Where does the string "kitataan" appear in the records? Copy every line that contains it.

---------- Available data

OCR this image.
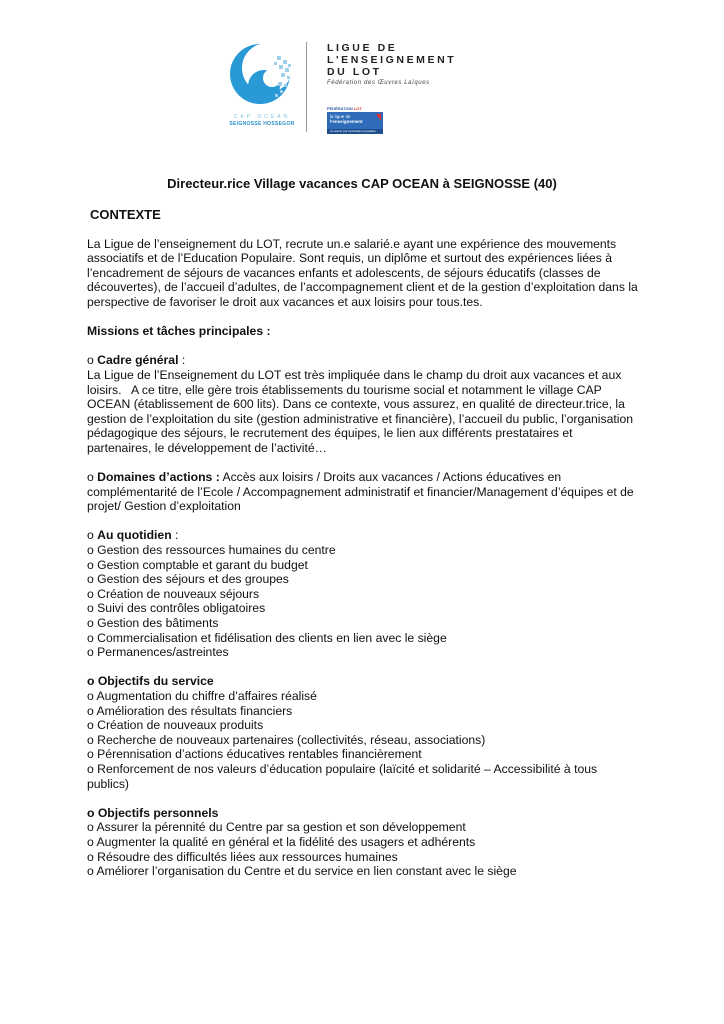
CAP OCEAN
SEIGNOSSE HOSSEGOR
LIGUE DE
L'ENSEIGNEMENT
DU LOT
Fédération des Œuvres Laïques
FÉDÉRATION LOT
la ligue de
l'enseignement
un avenir par l'éducation populaire
Directeur.rice Village vacances CAP OCEAN à SEIGNOSSE (40)
CONTEXTE

La Ligue de l’enseignement du LOT, recrute un.e salarié.e ayant une expérience des mouvements

associatifs et de l’Education Populaire. Sont requis, un diplôme et surtout des expériences liées à

l’encadrement de séjours de vacances enfants et adolescents, de séjours éducatifs (classes de

découvertes), de l’accueil d’adultes, de l’accompagnement client et de la gestion d’exploitation dans la

perspective de favoriser le droit aux vacances et aux loisirs pour tous.tes.

Missions et tâches principales :

o Cadre général :

La Ligue de l’Enseignement du LOT est très impliquée dans le champ du droit aux vacances et aux

loisirs.   A ce titre, elle gère trois établissements du tourisme social et notamment le village CAP

OCEAN (établissement de 600 lits). Dans ce contexte, vous assurez, en qualité de directeur.trice, la

gestion de l’exploitation du site (gestion administrative et financière), l’accueil du public, l’organisation

pédagogique des séjours, le recrutement des équipes, le lien aux différents prestataires et

partenaires, le développement de l’activité…

o Domaines d’actions : Accès aux loisirs / Droits aux vacances / Actions éducatives en

complémentarité de l’Ecole / Accompagnement administratif et financier/Management d’équipes et de

projet/ Gestion d’exploitation

o Au quotidien :

o Gestion des ressources humaines du centre

o Gestion comptable et garant du budget

o Gestion des séjours et des groupes

o Création de nouveaux séjours

o Suivi des contrôles obligatoires

o Gestion des bâtiments

o Commercialisation et fidélisation des clients en lien avec le siège

o Permanences/astreintes

o Objectifs du service

o Augmentation du chiffre d’affaires réalisé

o Amélioration des résultats financiers

o Création de nouveaux produits

o Recherche de nouveaux partenaires (collectivités, réseau, associations)

o Pérennisation d’actions éducatives rentables financièrement

o Renforcement de nos valeurs d’éducation populaire (laïcité et solidarité – Accessibilité à tous

publics)

o Objectifs personnels

o Assurer la pérennité du Centre par sa gestion et son développement

o Augmenter la qualité en général et la fidélité des usagers et adhérents

o Résoudre des difficultés liées aux ressources humaines

o Améliorer l’organisation du Centre et du service en lien constant avec le siège
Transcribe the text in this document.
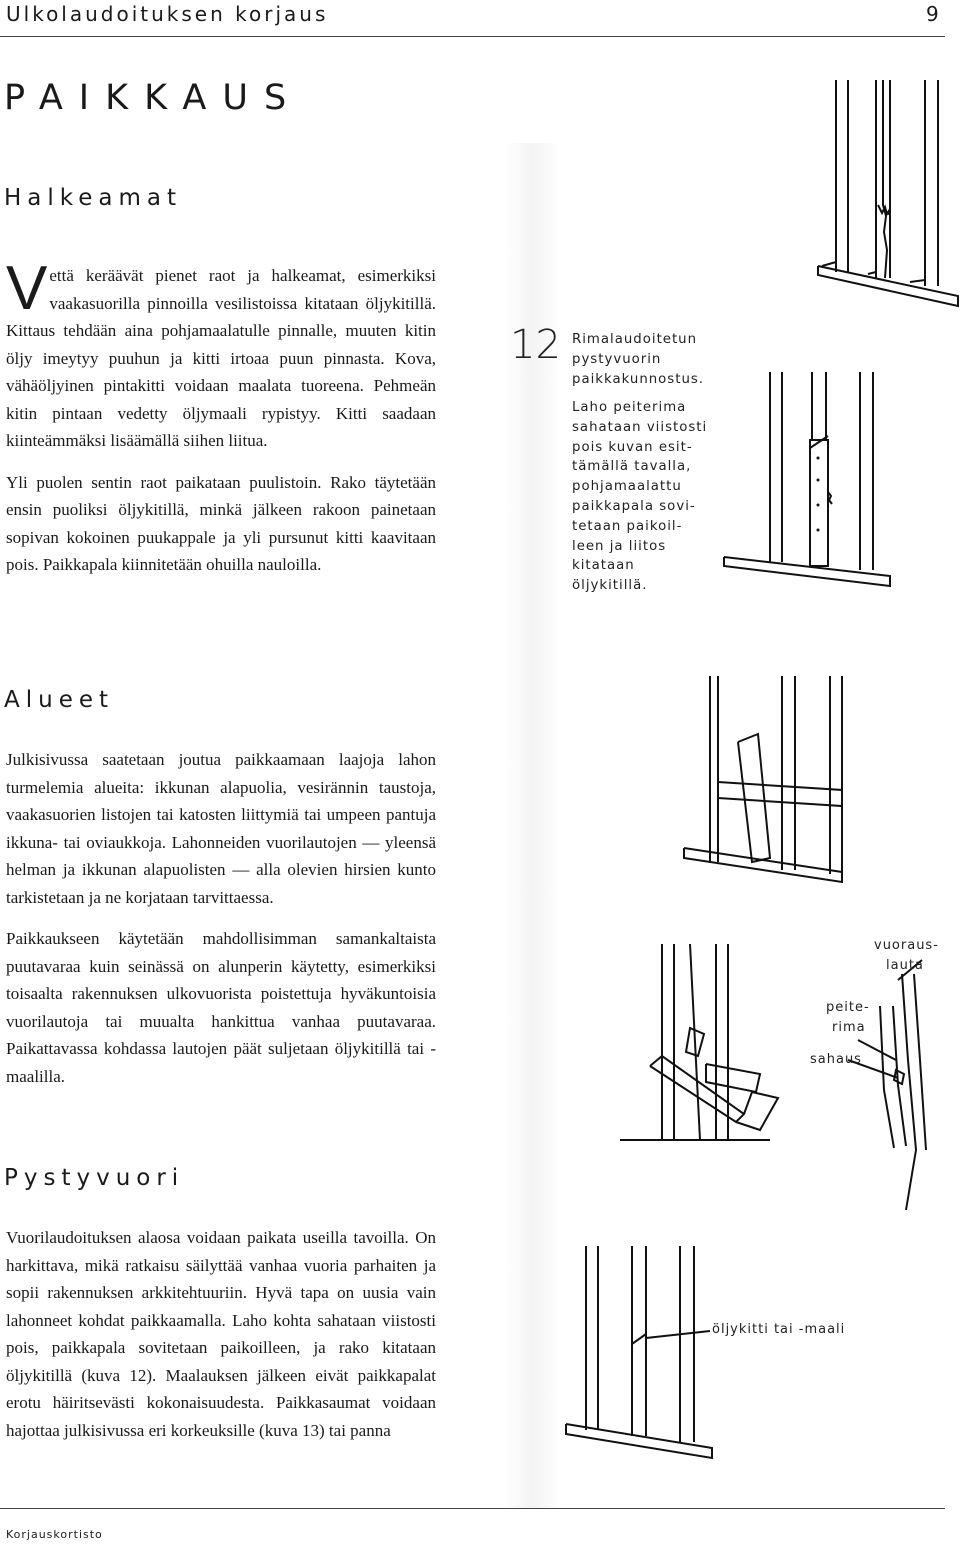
Ulkolaudoituksen korjaus	9
PAIKKAUS
Halkeamat

Vettä keräävät pienet raot ja halkeamat, esimerkiksi vaakasuorilla pinnoilla vesilistoissa kitataan öljykitillä. Kittaus tehdään aina pohjamaalatulle pinnalle, muuten kitin öljy imeytyy puuhun ja kitti irtoaa puun pinnasta. Kova, vähäöljyinen pintakitti voidaan maalata tuoreena. Pehmeän kitin pintaan vedetty öljymaali rypistyy. Kitti saadaan kiinteämmäksi lisäämällä siihen liitua.

Yli puolen sentin raot paikataan puulistoin. Rako täytetään ensin puoliksi öljykitillä, minkä jälkeen rakoon painetaan sopivan kokoinen puukappale ja yli pursunut kitti kaavitaan pois. Paikkapala kiinnitetään ohuilla nauloilla.

Alueet

Julkisivussa saatetaan joutua paikkaamaan laajoja lahon turmelemia alueita: ikkunan alapuolia, vesirännin taustoja, vaakasuorien listojen tai katosten liittymiä tai umpeen pantuja ikkuna- tai oviaukkoja. Lahonneiden vuorilautojen — yleensä helman ja ikkunan alapuolisten — alla olevien hirsien kunto tarkistetaan ja ne korjataan tarvittaessa.

Paikkaukseen käytetään mahdollisimman samankaltaista puutavaraa kuin seinässä on alunperin käytetty, esimerkiksi toisaalta rakennuksen ulkovuorista poistettuja hyväkuntoisia vuorilautoja tai muualta hankittua vanhaa puutavaraa. Paikattavassa kohdassa lautojen päät suljetaan öljykitillä tai -maalilla.

Pystyvuori

Vuorilaudoituksen alaosa voidaan paikata useilla tavoilla. On harkittava, mikä ratkaisu säilyttää vanhaa vuoria parhaiten ja sopii rakennuksen arkkitehtuuriin. Hyvä tapa on uusia vain lahonneet kohdat paikkaamalla. Laho kohta sahataan viistosti pois, paikkapala sovitetaan paikoilleen, ja rako kitataan öljykitillä (kuva 12). Maalauksen jälkeen eivät paikkapalat erotu häiritsevästi kokonaisuudesta. Paikkasaumat voidaan hajottaa julkisivussa eri korkeuksille (kuva 13) tai panna

12 Rimalaudoitetun

pystyvuorin

paikkakunnostus.

Laho peiterima

sahataan viistosti

pois kuvan esit-

tämällä tavalla,

pohjamaalattu

paikkapala sovi-

tetaan paikoil-

leen ja liitos

kitataan

öljykitillä.

vuoraus-
lauta
peite-
rima
sahaus
öljykitti tai -maali
Korjauskortisto
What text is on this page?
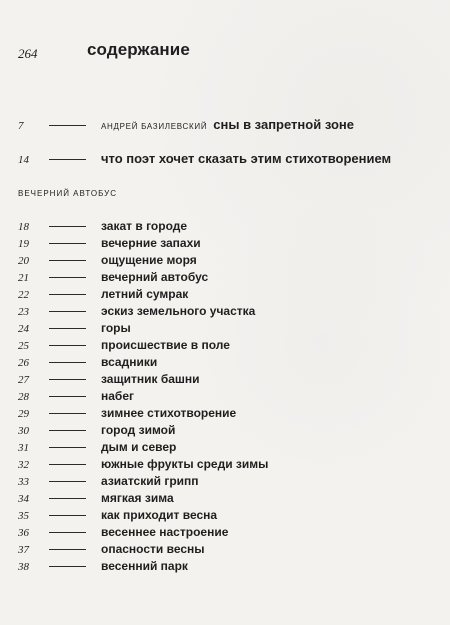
264	содержание
7	АНДРЕЙ БАЗИЛЕВСКИЙ сны в запретной зоне
14	что поэт хочет сказать этим стихотворением
ВЕЧЕРНИЙ АВТОБУС
18	закат в городе
19	вечерние запахи
20	ощущение моря
21	вечерний автобус
22	летний сумрак
23	эскиз земельного участка
24	горы
25	происшествие в поле
26	всадники
27	защитник башни
28	набег
29	зимнее стихотворение
30	город зимой
31	дым и север
32	южные фрукты среди зимы
33	азиатский грипп
34	мягкая зима
35	как приходит весна
36	весеннее настроение
37	опасности весны
38	весенний парк
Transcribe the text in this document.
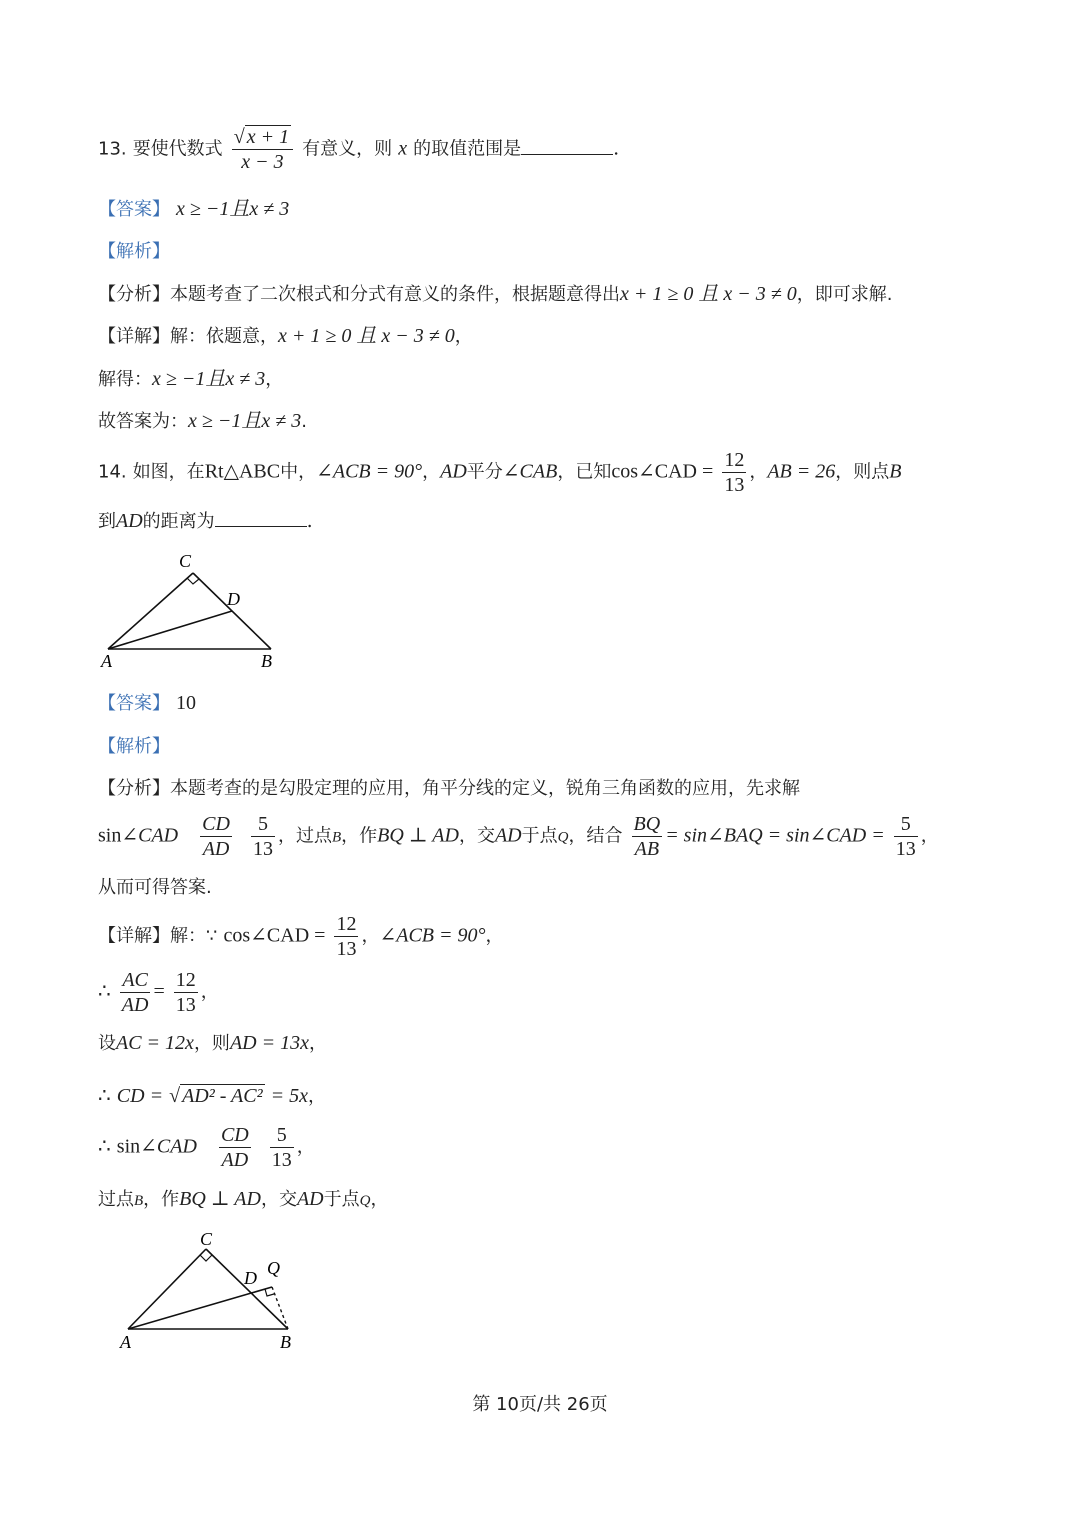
13. 要使代数式 $\frac{√ x + 1}{x - 3}$ 有意义，则 x 的取值范围是	.
【答案】 x ≥ −1且x ≠ 3
【解析】
【分析】本题考查了二次根式和分式有意义的条件，根据题意得出x + 1 ≥ 0 且 x − 3 ≠ 0，即可求解.
【详解】解：依题意，x + 1 ≥ 0 且 x − 3 ≠ 0，
解得：x ≥ −1且x ≠ 3，
故答案为：x ≥ −1且x ≠ 3.
14. 如图，在Rt△ABC中，∠ACB = 90°，AD平分∠CAB，已知cos∠CAD = $\frac{12}{13}$ ，AB = 26，则点B
到AD的距离为	.
A	B
C
D
【答案】 10
【解析】
【分析】本题考查的是勾股定理的应用，角平分线的定义，锐角三角函数的应用，先求解
sin∠CAD $\frac{CD}{AD}$
$\frac{5}{13}$ ，过点B，作BQ ⊥ AD，交AD于点Q，结合 $\frac{BQ}{AB}$ = sin∠BAQ = sin∠CAD = $\frac{5}{13}$ ，
从而可得答案.
【详解】解：∵ cos∠CAD = $\frac{12}{13}$ ，∠ACB = 90°，
∴ $\frac{AC}{AD} = \frac{12}{13}$ ，
设AC = 12x，则AD = 13x，
∴ CD = √ AD² - AC² = 5x，
∴ sin∠CAD $\frac{CD}{AD}$
$\frac{5}{13}$ ，
过点B，作BQ ⊥ AD，交AD于点Q，
A	B
C
D Q
第 10页/共 26页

--------------------

**Task result:**
Vettä keräävät pienet raot ja halkeamat, esimerkiksi vaakasuorilla pinnoilla vesilistoissa kitataan öljykitillä. Kittaus tehdään aina pohjamaalatulle pinnalle, muuten kitin öljy imeytyy puuhun ja kitti irtoaa puun pinnasta. Kova, vähäöljyinen pintakitti voidaan maalata tuoreena. Pehmeän kitin pintaan vedetty öljymaali rypistyy. Kitti saadaan kiinteämmäksi lisäämällä siihen liitua.
Vuorilaudoituksen alaosa voidaan paikata useilla tavoilla. On harkittava, mikä ratkaisu säilyttää vanhaa vuoria parhaiten ja sopii rakennuksen arkkitehtuuriin. Hyvä tapa on uusia vain lahonneet kohdat paikkaamalla. Laho kohta sahataan viistosti pois, paikkapala sovitetaan paikoilleen, ja rako kitataan öljykitillä (kuva 12). Maalauksen jälkeen eivät paikkapalat erotu häiritsevästi kokonaisuudesta. Paikkasaumat voidaan hajottaa julkisivussa eri korkeuksille (kuva 13) tai panna
kitataan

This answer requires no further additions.